__What you need to do__
Scan the lines below for the word "spent". Copy each line you find it in.

__Entries supplied__
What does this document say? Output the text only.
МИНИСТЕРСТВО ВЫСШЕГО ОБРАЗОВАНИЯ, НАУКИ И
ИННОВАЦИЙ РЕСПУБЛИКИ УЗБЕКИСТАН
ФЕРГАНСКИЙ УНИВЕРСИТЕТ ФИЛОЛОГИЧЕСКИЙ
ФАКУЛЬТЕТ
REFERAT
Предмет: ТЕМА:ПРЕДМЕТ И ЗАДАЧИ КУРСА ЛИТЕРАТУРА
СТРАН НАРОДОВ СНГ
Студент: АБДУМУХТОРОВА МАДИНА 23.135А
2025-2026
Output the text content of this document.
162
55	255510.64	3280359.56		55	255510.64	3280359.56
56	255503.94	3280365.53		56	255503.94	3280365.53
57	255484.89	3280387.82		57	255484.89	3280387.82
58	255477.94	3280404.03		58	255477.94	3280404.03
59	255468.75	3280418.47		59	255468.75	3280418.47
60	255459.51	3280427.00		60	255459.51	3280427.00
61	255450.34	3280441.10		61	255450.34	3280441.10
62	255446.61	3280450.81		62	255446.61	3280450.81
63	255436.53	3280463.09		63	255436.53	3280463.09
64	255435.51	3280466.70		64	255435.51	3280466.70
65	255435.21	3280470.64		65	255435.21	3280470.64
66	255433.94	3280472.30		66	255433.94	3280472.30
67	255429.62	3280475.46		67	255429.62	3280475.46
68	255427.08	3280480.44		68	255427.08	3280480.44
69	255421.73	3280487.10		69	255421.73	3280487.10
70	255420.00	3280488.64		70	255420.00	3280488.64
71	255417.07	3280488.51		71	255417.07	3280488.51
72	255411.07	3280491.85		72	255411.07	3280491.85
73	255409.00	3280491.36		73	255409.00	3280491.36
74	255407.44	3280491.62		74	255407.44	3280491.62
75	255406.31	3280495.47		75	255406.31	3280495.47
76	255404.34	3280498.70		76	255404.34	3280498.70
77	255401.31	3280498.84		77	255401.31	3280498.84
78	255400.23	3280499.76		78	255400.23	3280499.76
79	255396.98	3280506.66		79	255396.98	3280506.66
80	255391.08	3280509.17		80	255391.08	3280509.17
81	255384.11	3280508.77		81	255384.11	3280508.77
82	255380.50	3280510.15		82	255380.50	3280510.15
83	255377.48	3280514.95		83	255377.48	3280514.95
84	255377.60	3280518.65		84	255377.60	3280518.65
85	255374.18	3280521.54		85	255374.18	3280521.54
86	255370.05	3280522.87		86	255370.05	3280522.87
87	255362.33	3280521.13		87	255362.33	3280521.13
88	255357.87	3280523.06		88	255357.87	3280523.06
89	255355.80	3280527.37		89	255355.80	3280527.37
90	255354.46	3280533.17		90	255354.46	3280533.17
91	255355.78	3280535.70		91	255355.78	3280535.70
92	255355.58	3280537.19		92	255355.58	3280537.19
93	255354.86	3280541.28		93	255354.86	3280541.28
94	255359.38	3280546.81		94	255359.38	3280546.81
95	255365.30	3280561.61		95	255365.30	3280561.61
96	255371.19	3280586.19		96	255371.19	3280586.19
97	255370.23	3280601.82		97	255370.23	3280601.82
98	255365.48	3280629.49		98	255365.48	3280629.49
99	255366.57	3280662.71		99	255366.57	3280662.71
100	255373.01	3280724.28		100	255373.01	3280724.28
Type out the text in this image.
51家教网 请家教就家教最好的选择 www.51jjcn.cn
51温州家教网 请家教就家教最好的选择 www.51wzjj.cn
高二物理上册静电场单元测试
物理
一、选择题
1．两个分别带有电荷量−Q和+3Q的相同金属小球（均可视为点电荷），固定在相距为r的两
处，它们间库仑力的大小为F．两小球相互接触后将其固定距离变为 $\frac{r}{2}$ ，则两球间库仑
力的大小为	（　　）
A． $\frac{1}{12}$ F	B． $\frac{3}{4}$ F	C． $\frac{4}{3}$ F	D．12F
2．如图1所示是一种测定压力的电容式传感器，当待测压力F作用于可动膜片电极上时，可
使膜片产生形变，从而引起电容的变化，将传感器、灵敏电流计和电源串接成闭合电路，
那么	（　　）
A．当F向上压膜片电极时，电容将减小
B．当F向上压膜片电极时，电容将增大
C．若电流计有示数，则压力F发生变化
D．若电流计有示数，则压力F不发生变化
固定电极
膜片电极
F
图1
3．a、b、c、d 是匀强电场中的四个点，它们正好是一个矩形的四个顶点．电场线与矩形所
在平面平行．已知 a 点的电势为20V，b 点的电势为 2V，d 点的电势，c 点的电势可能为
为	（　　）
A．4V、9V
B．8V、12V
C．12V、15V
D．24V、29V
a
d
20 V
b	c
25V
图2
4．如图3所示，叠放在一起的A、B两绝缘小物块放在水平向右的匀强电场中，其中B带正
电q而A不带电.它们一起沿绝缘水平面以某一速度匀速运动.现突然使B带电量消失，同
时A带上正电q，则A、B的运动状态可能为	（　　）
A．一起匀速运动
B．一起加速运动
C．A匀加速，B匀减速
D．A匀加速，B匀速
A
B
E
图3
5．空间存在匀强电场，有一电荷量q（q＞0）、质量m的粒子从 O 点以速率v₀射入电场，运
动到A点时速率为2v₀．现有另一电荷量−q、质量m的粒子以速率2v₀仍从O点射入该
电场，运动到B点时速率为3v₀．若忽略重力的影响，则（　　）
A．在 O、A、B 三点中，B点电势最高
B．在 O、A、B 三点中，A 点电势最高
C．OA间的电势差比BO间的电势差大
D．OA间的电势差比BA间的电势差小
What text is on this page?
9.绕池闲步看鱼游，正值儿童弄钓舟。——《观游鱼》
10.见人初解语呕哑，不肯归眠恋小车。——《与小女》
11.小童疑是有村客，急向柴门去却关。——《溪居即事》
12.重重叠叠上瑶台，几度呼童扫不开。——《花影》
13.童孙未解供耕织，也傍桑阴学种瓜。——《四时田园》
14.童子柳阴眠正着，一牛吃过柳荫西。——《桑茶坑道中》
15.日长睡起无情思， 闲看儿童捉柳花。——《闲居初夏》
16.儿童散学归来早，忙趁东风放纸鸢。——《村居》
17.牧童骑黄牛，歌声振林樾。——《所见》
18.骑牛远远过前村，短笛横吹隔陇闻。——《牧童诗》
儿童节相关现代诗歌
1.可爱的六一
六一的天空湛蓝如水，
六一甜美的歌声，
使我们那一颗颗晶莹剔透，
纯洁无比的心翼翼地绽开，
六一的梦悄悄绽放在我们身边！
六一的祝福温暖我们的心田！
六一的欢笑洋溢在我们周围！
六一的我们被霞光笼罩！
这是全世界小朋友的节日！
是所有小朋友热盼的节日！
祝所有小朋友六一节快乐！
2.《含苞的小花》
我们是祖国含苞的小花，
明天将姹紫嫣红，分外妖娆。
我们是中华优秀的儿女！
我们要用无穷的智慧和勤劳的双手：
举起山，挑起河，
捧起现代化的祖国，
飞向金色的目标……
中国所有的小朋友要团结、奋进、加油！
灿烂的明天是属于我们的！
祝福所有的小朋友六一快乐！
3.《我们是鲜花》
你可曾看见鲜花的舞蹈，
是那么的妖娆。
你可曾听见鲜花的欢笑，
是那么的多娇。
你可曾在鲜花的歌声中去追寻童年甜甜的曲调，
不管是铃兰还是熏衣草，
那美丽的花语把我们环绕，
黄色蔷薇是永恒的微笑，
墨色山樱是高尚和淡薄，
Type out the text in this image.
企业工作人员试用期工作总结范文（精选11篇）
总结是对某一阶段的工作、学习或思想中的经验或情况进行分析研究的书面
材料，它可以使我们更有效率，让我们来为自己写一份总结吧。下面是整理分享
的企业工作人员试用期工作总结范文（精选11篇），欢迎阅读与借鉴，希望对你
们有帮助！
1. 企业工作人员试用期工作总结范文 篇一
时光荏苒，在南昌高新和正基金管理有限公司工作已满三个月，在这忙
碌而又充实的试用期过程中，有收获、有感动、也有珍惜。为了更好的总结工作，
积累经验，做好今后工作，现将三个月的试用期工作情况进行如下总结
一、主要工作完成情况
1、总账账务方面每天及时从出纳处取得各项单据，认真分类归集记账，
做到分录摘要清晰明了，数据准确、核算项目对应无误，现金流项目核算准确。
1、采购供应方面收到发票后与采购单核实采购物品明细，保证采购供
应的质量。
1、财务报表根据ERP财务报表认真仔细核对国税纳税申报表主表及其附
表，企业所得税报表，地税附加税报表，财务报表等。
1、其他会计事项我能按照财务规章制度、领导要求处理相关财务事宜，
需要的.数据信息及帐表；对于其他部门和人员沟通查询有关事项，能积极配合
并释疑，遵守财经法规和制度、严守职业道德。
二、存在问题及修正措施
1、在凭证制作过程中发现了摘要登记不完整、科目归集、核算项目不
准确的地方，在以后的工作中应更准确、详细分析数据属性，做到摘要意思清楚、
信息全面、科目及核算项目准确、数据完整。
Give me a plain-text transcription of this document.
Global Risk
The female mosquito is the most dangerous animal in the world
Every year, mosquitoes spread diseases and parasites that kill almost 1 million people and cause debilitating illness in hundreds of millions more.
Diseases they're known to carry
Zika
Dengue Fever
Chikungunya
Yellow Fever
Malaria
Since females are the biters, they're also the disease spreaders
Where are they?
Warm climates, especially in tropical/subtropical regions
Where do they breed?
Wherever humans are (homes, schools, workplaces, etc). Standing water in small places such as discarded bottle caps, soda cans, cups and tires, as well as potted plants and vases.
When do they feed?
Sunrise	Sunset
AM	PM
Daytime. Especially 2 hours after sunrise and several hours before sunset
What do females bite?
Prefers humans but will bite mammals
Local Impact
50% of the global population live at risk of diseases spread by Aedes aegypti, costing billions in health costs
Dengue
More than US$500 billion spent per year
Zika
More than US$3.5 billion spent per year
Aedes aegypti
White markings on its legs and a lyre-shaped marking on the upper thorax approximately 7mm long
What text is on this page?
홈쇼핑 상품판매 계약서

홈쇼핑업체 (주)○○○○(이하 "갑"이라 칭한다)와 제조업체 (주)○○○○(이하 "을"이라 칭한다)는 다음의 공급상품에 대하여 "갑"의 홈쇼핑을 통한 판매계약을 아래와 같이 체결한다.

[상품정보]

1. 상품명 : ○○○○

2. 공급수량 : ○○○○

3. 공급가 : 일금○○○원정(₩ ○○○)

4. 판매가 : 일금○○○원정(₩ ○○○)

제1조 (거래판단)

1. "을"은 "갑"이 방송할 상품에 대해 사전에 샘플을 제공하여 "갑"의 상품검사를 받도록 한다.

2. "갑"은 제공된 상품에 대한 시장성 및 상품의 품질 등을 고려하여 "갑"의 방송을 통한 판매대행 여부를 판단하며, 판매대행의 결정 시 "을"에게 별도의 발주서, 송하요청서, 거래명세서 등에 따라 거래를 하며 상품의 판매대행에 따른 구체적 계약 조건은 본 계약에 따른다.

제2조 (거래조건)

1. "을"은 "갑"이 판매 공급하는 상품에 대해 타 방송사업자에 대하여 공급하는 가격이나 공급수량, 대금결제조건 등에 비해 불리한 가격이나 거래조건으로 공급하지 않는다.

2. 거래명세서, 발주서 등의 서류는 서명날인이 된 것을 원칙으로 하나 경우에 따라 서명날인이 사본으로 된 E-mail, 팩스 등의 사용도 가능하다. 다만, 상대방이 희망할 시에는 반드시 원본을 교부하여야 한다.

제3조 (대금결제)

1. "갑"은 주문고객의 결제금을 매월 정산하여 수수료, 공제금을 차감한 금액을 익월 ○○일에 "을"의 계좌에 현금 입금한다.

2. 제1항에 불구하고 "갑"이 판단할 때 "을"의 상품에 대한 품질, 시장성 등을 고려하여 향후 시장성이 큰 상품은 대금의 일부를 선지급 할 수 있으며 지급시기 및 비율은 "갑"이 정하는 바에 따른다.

__Response below__
More than US$500 billion spent per year
More than US$3.5 billion spent per year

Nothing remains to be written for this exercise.